> _Problem details_: Continue the marketing and ad-tech news roundup from the point where it stops.

> _Source extract_:
________________________

Portland-based DemandBird publicly launched on May 22 with a clear positioning: "the future of social media belongs to humans, not to AI-generated content." Founded in 2025, the platform combines planning, publishing, approvals, analytics, and client reporting in a single workspace designed for B2B teams and multi-client agencies.
An anti-AI-content position in 2026 is a brand bet, not a roadmap — but it's the cleanest signal yet that B2B social tooling is splitting in two. AI-first platforms for volume; human-first platforms for the orgs (consulting, legal, fintech, regulated industries) whose buyers won't tolerate generated slop. For multi-brand agencies, evaluate this as a second tool for premium client work, not a rip-and-replace.
8 Kovva ships AI agents for ad ops grunt work
Kovva, founded by former PubMatic and DSP executives, launched AI agents this week designed to automate the cross-platform operational tasks that dominate programmatic advertising. The agents handle quality assurance checks, discrepancy investigations, reporting reconciliation, budget recommendations, creative fatigue detection, and client communication drafting — a list that maps onto roughly 60-70% of an AdOps Coordinator's day.
The dirty secret of programmatic is that most ops time isn't strategy or optimization — it's spreadsheet janitor work reconciling numbers across platforms. Kovva's targeting that specifically. If it works, the AdOps Coordinator role becomes either an "agent manager" or it disappears, and holdco CFOs already have this category circled as a 2027 headcount lever.
9 California's CCPA enforcement window is officially open for targeted ads
Three new CCPA rules in effect since January 1 are now being actively enforced by the California Privacy Protection Agency. The headline requirement: businesses must complete documented risk assessments before initiating high-risk activities, including targeted advertising, selling or sharing personal information, and processing sensitive personal data. By late May, multiple compliance vendors were reporting their first enforcement-triggered audits.

________________________

Structured page parsing data:
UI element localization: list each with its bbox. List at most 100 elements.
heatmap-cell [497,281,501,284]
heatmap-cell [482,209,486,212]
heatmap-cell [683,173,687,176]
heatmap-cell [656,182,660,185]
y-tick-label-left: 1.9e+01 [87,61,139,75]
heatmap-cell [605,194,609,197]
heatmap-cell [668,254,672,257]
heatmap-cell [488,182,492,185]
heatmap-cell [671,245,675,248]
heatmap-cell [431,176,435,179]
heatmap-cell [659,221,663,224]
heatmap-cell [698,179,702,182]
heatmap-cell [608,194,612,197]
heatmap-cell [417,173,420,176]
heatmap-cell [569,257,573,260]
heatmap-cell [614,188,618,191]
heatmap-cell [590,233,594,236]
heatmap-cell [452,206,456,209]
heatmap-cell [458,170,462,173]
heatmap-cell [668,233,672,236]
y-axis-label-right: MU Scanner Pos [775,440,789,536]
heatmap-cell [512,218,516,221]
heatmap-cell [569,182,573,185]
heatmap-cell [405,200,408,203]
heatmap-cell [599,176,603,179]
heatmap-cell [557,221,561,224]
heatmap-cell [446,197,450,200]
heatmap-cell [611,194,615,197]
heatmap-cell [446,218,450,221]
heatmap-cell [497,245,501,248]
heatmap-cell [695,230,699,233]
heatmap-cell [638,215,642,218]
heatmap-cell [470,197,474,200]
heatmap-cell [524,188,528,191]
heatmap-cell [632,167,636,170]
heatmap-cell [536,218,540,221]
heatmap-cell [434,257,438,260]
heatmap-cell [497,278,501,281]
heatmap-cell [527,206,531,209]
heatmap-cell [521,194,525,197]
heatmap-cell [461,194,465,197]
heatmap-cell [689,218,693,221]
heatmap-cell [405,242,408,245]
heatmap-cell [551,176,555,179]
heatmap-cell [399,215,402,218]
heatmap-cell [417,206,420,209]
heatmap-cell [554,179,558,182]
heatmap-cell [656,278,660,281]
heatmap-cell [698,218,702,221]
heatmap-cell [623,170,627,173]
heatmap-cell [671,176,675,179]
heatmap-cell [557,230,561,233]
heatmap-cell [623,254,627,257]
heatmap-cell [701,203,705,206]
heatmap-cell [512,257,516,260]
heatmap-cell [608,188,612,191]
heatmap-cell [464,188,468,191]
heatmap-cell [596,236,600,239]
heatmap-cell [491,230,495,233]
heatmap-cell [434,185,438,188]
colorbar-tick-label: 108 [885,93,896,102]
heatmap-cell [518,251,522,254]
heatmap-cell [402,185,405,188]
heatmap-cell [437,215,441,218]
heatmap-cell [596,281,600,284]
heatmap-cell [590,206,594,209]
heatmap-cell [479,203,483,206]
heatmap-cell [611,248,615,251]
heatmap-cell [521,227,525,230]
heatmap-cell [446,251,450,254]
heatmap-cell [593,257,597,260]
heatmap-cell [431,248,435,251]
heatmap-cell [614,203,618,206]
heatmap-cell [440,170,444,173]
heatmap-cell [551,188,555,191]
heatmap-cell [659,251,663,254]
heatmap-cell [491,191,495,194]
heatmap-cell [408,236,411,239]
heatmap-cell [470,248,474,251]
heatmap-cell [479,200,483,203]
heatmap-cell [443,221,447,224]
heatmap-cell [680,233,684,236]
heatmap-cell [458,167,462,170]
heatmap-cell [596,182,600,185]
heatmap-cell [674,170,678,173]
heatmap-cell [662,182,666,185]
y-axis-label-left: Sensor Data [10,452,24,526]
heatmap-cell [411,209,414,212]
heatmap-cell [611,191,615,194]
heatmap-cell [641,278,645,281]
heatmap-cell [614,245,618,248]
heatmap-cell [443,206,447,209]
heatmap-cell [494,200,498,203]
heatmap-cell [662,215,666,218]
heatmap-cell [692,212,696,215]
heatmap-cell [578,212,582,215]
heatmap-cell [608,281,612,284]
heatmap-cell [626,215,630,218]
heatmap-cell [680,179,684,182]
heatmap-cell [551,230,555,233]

________________________

> _Task result_:
The risk-assessment requirement is the part most marketers miss. Every new audience activation in California is now a documented privacy review with retention requirements. Smaller advertisers using Meta Custom Audiences or Google Customer Match can't afford the same compliance loop the holdcos run. Either consolidate vendors and centralize data flow, or hire a privacy ops contractor — there's no third path.
10 Meta’s Andrew Bosworth demoed a working AR glasses prototype on stage
On May 24, Meta CTO Andrew Bosworth showed a working augmented reality glasses prototype in a rare public demo — the company's clearest physical proof point yet that the smartphone-successor pitch is real engineering, not just R&D slides. The unit included an AI display capability. It's still a prototype tier; commercial timing remains unannounced.
Marketers don't need to plan for AR-glasses ad units in 2026. They do need to plan for what happens when smartphone replacement starts looking inevitable — Snap Specs, Meta Orion, Apple Vision iterations. Reach math changes when the screen lives on your face. File this under "test your brand IP in 3D space now, not in 2028" — brands with photo-grade 3D asset libraries (Adobe + NVIDIA digital twins, anyone?) will move fastest when ad units actually ship.
The throughline
The agent build-out kept compounding this week — Anthropic's near-trillion valuation, Madhive's MCP server, Pattern's autonomous engine, Spotify's two-engine ad platform, Microsoft's prompt-driven targeting, Kovva's ops automation. The infrastructure isn't slowing down. But this week also marked the first real counterweight: Brussels prepping a record DMA fine for Google, California actively enforcing CCPA risk-assessment rules on targeted ads, and the first venture-funded platform (DemandBird) positioned explicitly against AI-generated content.
For the operator, the implication is dual-track: keep shipping with agents, but build the audit trail in parallel. The valuations say the agentic stack is real. The regulators say it's no longer a free shot.